Exercise →
Pictures aside, quote the whole listing exactly.

** Begin Records **

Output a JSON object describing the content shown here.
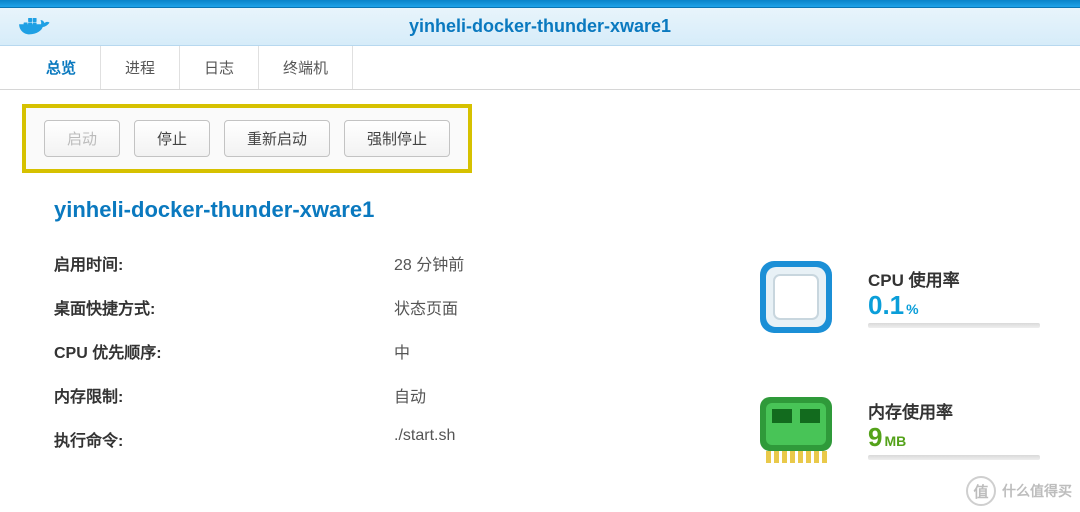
{
  "header": {
    "title": "yinheli-docker-thunder-xware1"
  },
  "tabs": [
    {
      "label": "总览",
      "active": true
    },
    {
      "label": "进程",
      "active": false
    },
    {
      "label": "日志",
      "active": false
    },
    {
      "label": "终端机",
      "active": false
    }
  ],
  "actions": {
    "start": "启动",
    "stop": "停止",
    "restart": "重新启动",
    "force_stop": "强制停止"
  },
  "container": {
    "name": "yinheli-docker-thunder-xware1",
    "info": [
      {
        "label": "启用时间:",
        "value": "28 分钟前"
      },
      {
        "label": "桌面快捷方式:",
        "value": "状态页面"
      },
      {
        "label": "CPU 优先顺序:",
        "value": "中"
      },
      {
        "label": "内存限制:",
        "value": "自动"
      },
      {
        "label": "执行命令:",
        "value": "./start.sh"
      }
    ]
  },
  "stats": {
    "cpu": {
      "title": "CPU 使用率",
      "value": "0.1",
      "unit": "%"
    },
    "mem": {
      "title": "内存使用率",
      "value": "9",
      "unit": "MB"
    }
  },
  "watermark": {
    "symbol": "值",
    "text": "什么值得买"
  }
}
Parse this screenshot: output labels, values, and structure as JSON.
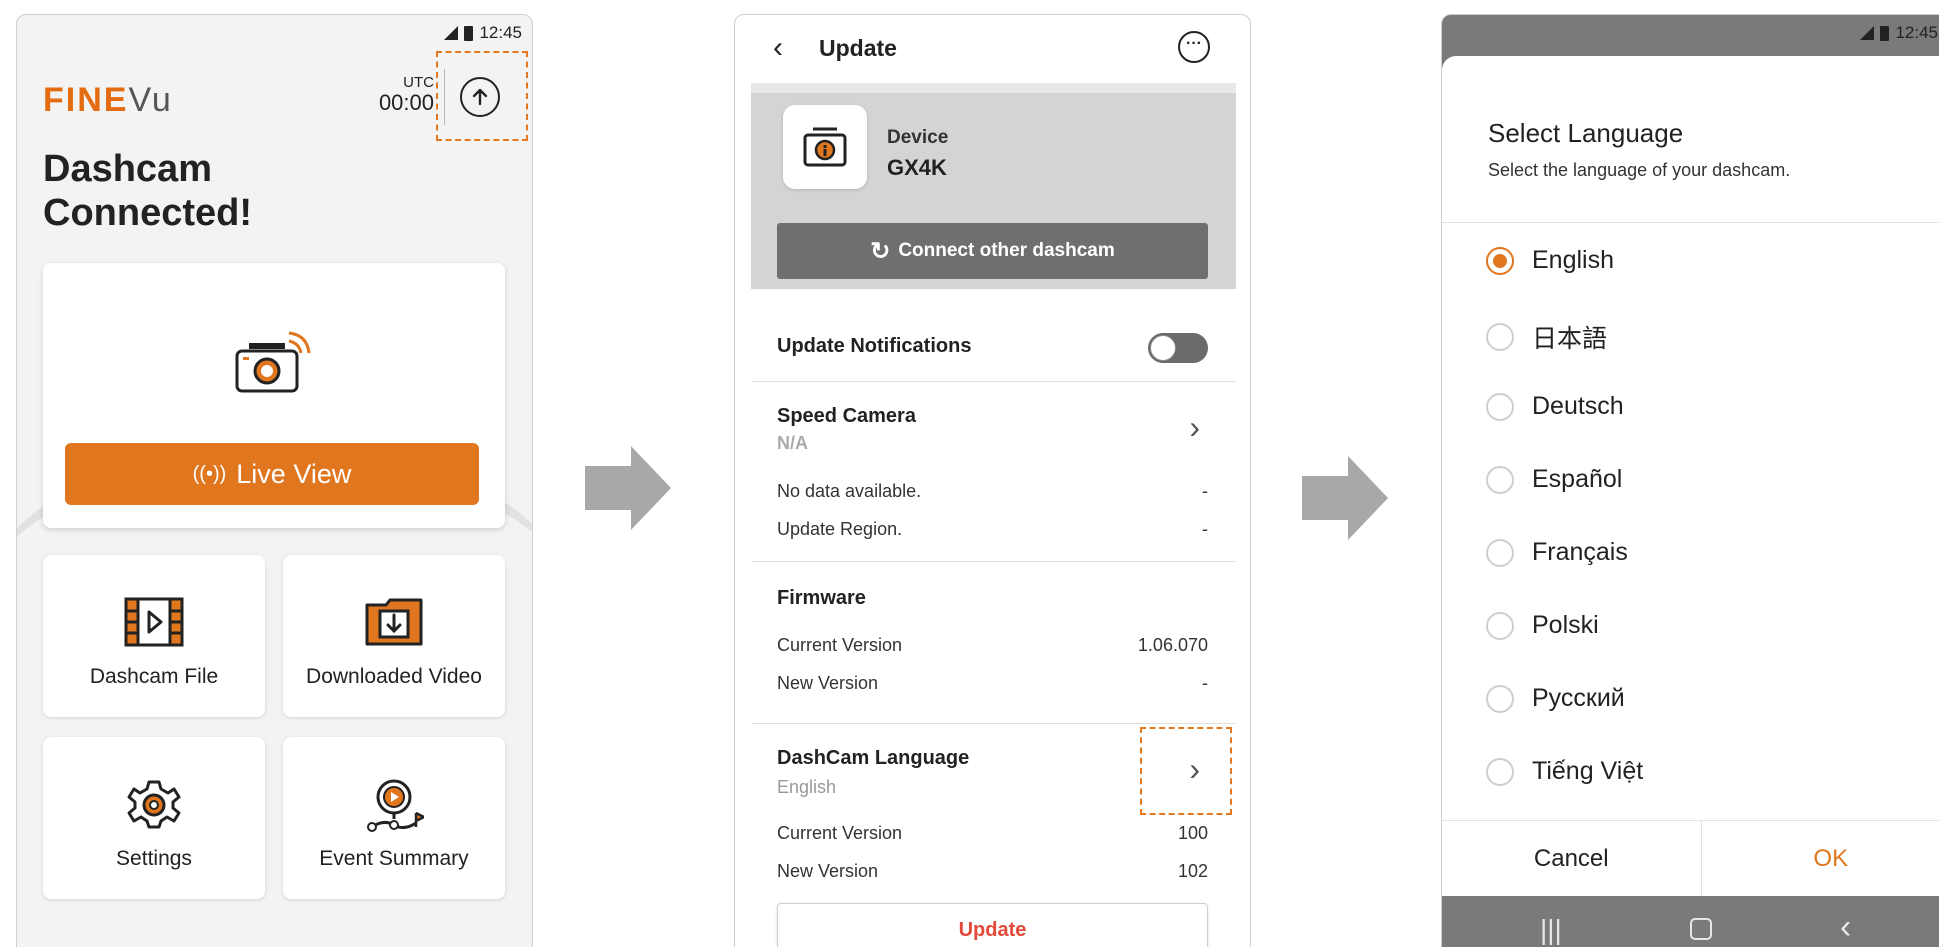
{
  "screen1": {
    "status_time": "12:45",
    "logo_fine": "FINE",
    "logo_vu": "Vu",
    "utc_label": "UTC",
    "utc_time": "00:00",
    "title": "Dashcam Connected!",
    "live_view_label": "Live View",
    "tiles": [
      {
        "label": "Dashcam File",
        "icon": "film-icon"
      },
      {
        "label": "Downloaded Video",
        "icon": "download-folder-icon"
      },
      {
        "label": "Settings",
        "icon": "gear-icon"
      },
      {
        "label": "Event Summary",
        "icon": "event-summary-icon"
      }
    ]
  },
  "screen2": {
    "title": "Update",
    "device_label": "Device",
    "device_name": "GX4K",
    "connect_label": "Connect other dashcam",
    "update_notifications_label": "Update Notifications",
    "update_notifications_on": false,
    "speed_camera": {
      "title": "Speed Camera",
      "status": "N/A",
      "rows": [
        {
          "key": "No data available.",
          "value": "-"
        },
        {
          "key": "Update Region.",
          "value": "-"
        }
      ]
    },
    "firmware": {
      "title": "Firmware",
      "rows": [
        {
          "key": "Current Version",
          "value": "1.06.070"
        },
        {
          "key": "New Version",
          "value": "-"
        }
      ]
    },
    "language": {
      "title": "DashCam Language",
      "current": "English",
      "rows": [
        {
          "key": "Current Version",
          "value": "100"
        },
        {
          "key": "New Version",
          "value": "102"
        }
      ]
    },
    "update_button": "Update"
  },
  "screen3": {
    "status_time": "12:45",
    "title": "Select Language",
    "subtitle": "Select the language of your dashcam.",
    "languages": [
      {
        "label": "English",
        "selected": true
      },
      {
        "label": "日本語",
        "selected": false
      },
      {
        "label": "Deutsch",
        "selected": false
      },
      {
        "label": "Español",
        "selected": false
      },
      {
        "label": "Français",
        "selected": false
      },
      {
        "label": "Polski",
        "selected": false
      },
      {
        "label": "Русский",
        "selected": false
      },
      {
        "label": "Tiếng Việt",
        "selected": false
      }
    ],
    "cancel_label": "Cancel",
    "ok_label": "OK"
  },
  "colors": {
    "accent": "#e0761d",
    "highlight": "#e4781e",
    "update_red": "#e44a3a"
  }
}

** End Records **

Answer to the problem →
Output a JSON object describing the content shown here.
{
  "header": {
    "title": "yinheli-docker-thunder-xware1"
  },
  "tabs": [
    {
      "label": "总览",
      "active": true
    },
    {
      "label": "进程",
      "active": false
    },
    {
      "label": "日志",
      "active": false
    },
    {
      "label": "终端机",
      "active": false
    }
  ],
  "actions": {
    "start": "启动",
    "stop": "停止",
    "restart": "重新启动",
    "force_stop": "强制停止"
  },
  "container": {
    "name": "yinheli-docker-thunder-xware1",
    "info": [
      {
        "label": "启用时间:",
        "value": "28 分钟前"
      },
      {
        "label": "桌面快捷方式:",
        "value": "状态页面"
      },
      {
        "label": "CPU 优先顺序:",
        "value": "中"
      },
      {
        "label": "内存限制:",
        "value": "自动"
      },
      {
        "label": "执行命令:",
        "value": "./start.sh"
      }
    ]
  },
  "stats": {
    "cpu": {
      "title": "CPU 使用率",
      "value": "0.1",
      "unit": "%"
    },
    "mem": {
      "title": "内存使用率",
      "value": "9",
      "unit": "MB"
    }
  },
  "watermark": {
    "symbol": "值",
    "text": "什么值得买"
  }
}
Parse this screenshot: output labels, values, and structure as JSON.
{
  "screen1": {
    "status_time": "12:45",
    "logo_fine": "FINE",
    "logo_vu": "Vu",
    "utc_label": "UTC",
    "utc_time": "00:00",
    "title": "Dashcam Connected!",
    "live_view_label": "Live View",
    "tiles": [
      {
        "label": "Dashcam File",
        "icon": "film-icon"
      },
      {
        "label": "Downloaded Video",
        "icon": "download-folder-icon"
      },
      {
        "label": "Settings",
        "icon": "gear-icon"
      },
      {
        "label": "Event Summary",
        "icon": "event-summary-icon"
      }
    ]
  },
  "screen2": {
    "title": "Update",
    "device_label": "Device",
    "device_name": "GX4K",
    "connect_label": "Connect other dashcam",
    "update_notifications_label": "Update Notifications",
    "update_notifications_on": false,
    "speed_camera": {
      "title": "Speed Camera",
      "status": "N/A",
      "rows": [
        {
          "key": "No data available.",
          "value": "-"
        },
        {
          "key": "Update Region.",
          "value": "-"
        }
      ]
    },
    "firmware": {
      "title": "Firmware",
      "rows": [
        {
          "key": "Current Version",
          "value": "1.06.070"
        },
        {
          "key": "New Version",
          "value": "-"
        }
      ]
    },
    "language": {
      "title": "DashCam Language",
      "current": "English",
      "rows": [
        {
          "key": "Current Version",
          "value": "100"
        },
        {
          "key": "New Version",
          "value": "102"
        }
      ]
    },
    "update_button": "Update"
  },
  "screen3": {
    "status_time": "12:45",
    "title": "Select Language",
    "subtitle": "Select the language of your dashcam.",
    "languages": [
      {
        "label": "English",
        "selected": true
      },
      {
        "label": "日本語",
        "selected": false
      },
      {
        "label": "Deutsch",
        "selected": false
      },
      {
        "label": "Español",
        "selected": false
      },
      {
        "label": "Français",
        "selected": false
      },
      {
        "label": "Polski",
        "selected": false
      },
      {
        "label": "Русский",
        "selected": false
      },
      {
        "label": "Tiếng Việt",
        "selected": false
      }
    ],
    "cancel_label": "Cancel",
    "ok_label": "OK"
  },
  "colors": {
    "accent": "#e0761d",
    "highlight": "#e4781e",
    "update_red": "#e44a3a"
  }
}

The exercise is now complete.